*STORED DATA*
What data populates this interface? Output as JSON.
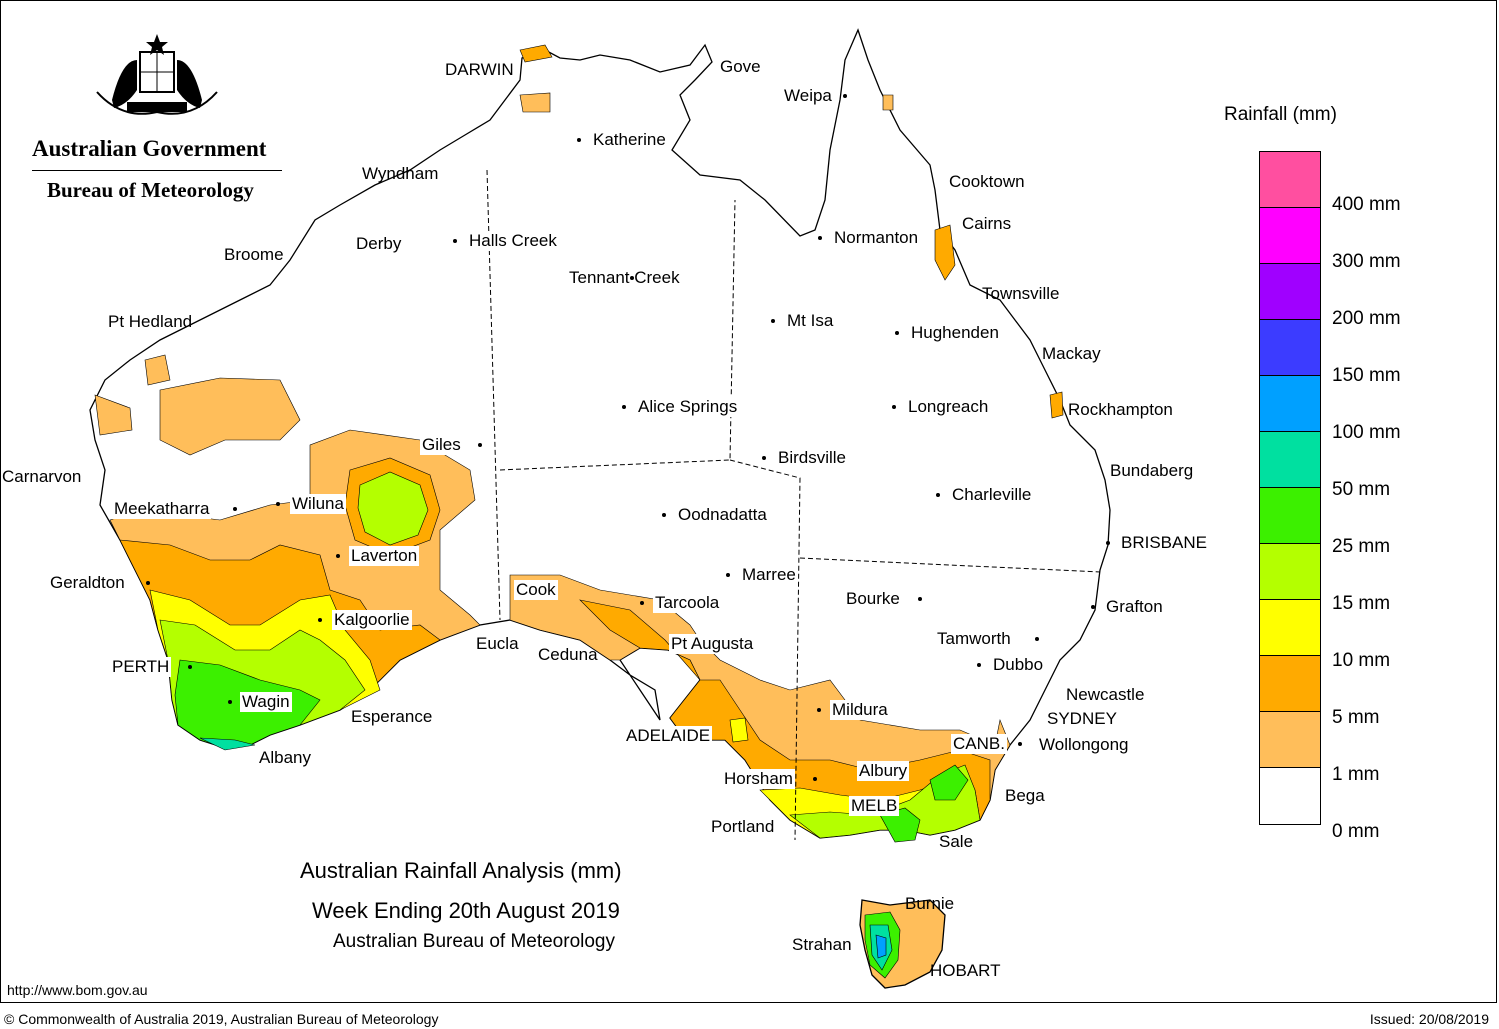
{
  "header": {
    "government": "Australian Government",
    "agency": "Bureau of Meteorology"
  },
  "title": {
    "line1": "Australian Rainfall Analysis (mm)",
    "line2": "Week Ending 20th August 2019",
    "line3": "Australian Bureau of Meteorology"
  },
  "legend": {
    "title": "Rainfall (mm)",
    "items": [
      {
        "label": "400 mm",
        "color": "#ff4fa0"
      },
      {
        "label": "300 mm",
        "color": "#ff00ff"
      },
      {
        "label": "200 mm",
        "color": "#a000ff"
      },
      {
        "label": "150 mm",
        "color": "#3c3cff"
      },
      {
        "label": "100 mm",
        "color": "#00a0ff"
      },
      {
        "label": "50 mm",
        "color": "#00e0a0"
      },
      {
        "label": "25 mm",
        "color": "#3cf000"
      },
      {
        "label": "15 mm",
        "color": "#b4ff00"
      },
      {
        "label": "10 mm",
        "color": "#ffff00"
      },
      {
        "label": "5 mm",
        "color": "#ffaa00"
      },
      {
        "label": "1 mm",
        "color": "#ffbe5a"
      },
      {
        "label": "0 mm",
        "color": "#ffffff"
      }
    ]
  },
  "places": [
    {
      "name": "DARWIN"
    },
    {
      "name": "Gove"
    },
    {
      "name": "Weipa"
    },
    {
      "name": "Katherine"
    },
    {
      "name": "Wyndham"
    },
    {
      "name": "Cooktown"
    },
    {
      "name": "Cairns"
    },
    {
      "name": "Derby"
    },
    {
      "name": "Halls Creek"
    },
    {
      "name": "Normanton"
    },
    {
      "name": "Broome"
    },
    {
      "name": "Tennant Creek"
    },
    {
      "name": "Townsville"
    },
    {
      "name": "Pt Hedland"
    },
    {
      "name": "Mt Isa"
    },
    {
      "name": "Hughenden"
    },
    {
      "name": "Mackay"
    },
    {
      "name": "Alice Springs"
    },
    {
      "name": "Longreach"
    },
    {
      "name": "Rockhampton"
    },
    {
      "name": "Giles"
    },
    {
      "name": "Birdsville"
    },
    {
      "name": "Bundaberg"
    },
    {
      "name": "Carnarvon"
    },
    {
      "name": "Charleville"
    },
    {
      "name": "Meekatharra"
    },
    {
      "name": "Wiluna"
    },
    {
      "name": "Oodnadatta"
    },
    {
      "name": "BRISBANE"
    },
    {
      "name": "Laverton"
    },
    {
      "name": "Marree"
    },
    {
      "name": "Geraldton"
    },
    {
      "name": "Cook"
    },
    {
      "name": "Bourke"
    },
    {
      "name": "Tarcoola"
    },
    {
      "name": "Grafton"
    },
    {
      "name": "Kalgoorlie"
    },
    {
      "name": "Tamworth"
    },
    {
      "name": "Eucla"
    },
    {
      "name": "Pt Augusta"
    },
    {
      "name": "Ceduna"
    },
    {
      "name": "Dubbo"
    },
    {
      "name": "PERTH"
    },
    {
      "name": "Newcastle"
    },
    {
      "name": "Wagin"
    },
    {
      "name": "Mildura"
    },
    {
      "name": "SYDNEY"
    },
    {
      "name": "Esperance"
    },
    {
      "name": "ADELAIDE"
    },
    {
      "name": "CANB."
    },
    {
      "name": "Wollongong"
    },
    {
      "name": "Albany"
    },
    {
      "name": "Albury"
    },
    {
      "name": "Horsham"
    },
    {
      "name": "Bega"
    },
    {
      "name": "MELB"
    },
    {
      "name": "Portland"
    },
    {
      "name": "Sale"
    },
    {
      "name": "Burnie"
    },
    {
      "name": "Strahan"
    },
    {
      "name": "HOBART"
    }
  ],
  "footer": {
    "url": "http://www.bom.gov.au",
    "copyright": "© Commonwealth of Australia 2019, Australian Bureau of Meteorology",
    "issued": "Issued: 20/08/2019"
  }
}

*WHAT IS NEEDED*
Each line above that holds the string "Creek" should be copied and shown.

*SOLUTION FOR THIS EXERCISE*
      "name": "Halls Creek"
      "name": "Tennant Creek"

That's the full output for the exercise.